WHAT THE EXERCISE ASKS
Extract the lines that carry the string "meses" from the listing.

DATASET EXCERPTS
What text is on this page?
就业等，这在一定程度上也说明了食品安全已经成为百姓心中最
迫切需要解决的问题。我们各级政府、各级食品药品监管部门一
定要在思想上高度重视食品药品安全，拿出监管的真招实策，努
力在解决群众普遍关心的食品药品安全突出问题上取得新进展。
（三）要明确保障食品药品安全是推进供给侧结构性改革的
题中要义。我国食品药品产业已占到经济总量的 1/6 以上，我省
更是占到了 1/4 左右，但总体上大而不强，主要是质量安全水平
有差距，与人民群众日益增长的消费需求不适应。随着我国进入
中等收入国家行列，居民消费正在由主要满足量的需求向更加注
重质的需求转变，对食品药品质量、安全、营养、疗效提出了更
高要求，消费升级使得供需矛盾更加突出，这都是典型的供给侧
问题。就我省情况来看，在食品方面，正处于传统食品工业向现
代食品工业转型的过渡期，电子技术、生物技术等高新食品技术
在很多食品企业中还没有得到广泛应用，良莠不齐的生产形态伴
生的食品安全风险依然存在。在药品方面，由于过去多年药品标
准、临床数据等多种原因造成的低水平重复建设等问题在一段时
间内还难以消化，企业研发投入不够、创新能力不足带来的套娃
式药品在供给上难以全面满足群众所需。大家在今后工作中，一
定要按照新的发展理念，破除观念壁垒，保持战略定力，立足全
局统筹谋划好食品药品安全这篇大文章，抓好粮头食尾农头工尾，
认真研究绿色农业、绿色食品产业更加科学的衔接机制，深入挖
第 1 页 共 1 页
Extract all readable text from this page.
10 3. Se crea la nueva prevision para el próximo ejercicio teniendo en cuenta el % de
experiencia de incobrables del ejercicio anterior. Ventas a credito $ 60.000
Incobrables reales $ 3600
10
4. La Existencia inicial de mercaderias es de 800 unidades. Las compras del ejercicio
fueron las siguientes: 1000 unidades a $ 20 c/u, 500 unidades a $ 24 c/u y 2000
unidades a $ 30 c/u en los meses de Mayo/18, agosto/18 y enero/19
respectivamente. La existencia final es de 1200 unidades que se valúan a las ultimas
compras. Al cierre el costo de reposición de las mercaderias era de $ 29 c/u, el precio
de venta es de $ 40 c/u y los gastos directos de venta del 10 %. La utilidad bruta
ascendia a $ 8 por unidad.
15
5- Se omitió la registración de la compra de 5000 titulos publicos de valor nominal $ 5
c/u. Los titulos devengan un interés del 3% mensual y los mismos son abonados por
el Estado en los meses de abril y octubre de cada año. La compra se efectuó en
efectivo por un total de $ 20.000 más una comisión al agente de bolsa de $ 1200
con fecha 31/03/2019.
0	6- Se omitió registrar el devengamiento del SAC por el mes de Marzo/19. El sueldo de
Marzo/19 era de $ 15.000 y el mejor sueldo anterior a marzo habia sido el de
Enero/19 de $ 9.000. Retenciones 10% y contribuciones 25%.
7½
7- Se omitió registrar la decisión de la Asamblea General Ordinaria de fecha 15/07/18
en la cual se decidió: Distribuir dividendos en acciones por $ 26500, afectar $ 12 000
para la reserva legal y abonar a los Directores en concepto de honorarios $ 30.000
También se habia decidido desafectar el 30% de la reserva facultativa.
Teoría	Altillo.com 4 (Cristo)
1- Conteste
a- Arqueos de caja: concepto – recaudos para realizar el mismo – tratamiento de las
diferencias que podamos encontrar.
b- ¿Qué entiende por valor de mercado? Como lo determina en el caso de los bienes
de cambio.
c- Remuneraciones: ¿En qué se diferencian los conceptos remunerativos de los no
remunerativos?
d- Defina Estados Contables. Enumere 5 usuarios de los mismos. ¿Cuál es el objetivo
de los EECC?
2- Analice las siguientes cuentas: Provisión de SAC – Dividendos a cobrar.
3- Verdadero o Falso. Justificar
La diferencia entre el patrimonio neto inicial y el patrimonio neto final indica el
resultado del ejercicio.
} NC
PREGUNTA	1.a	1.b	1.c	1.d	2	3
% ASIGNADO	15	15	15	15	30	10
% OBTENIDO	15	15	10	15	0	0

EXPECTED OUTPUT
unidades a $ 30 c/u en los meses de Mayo/18, agosto/18 y enero/19
el Estado en los meses de abril y octubre de cada año. La compra se efectuó en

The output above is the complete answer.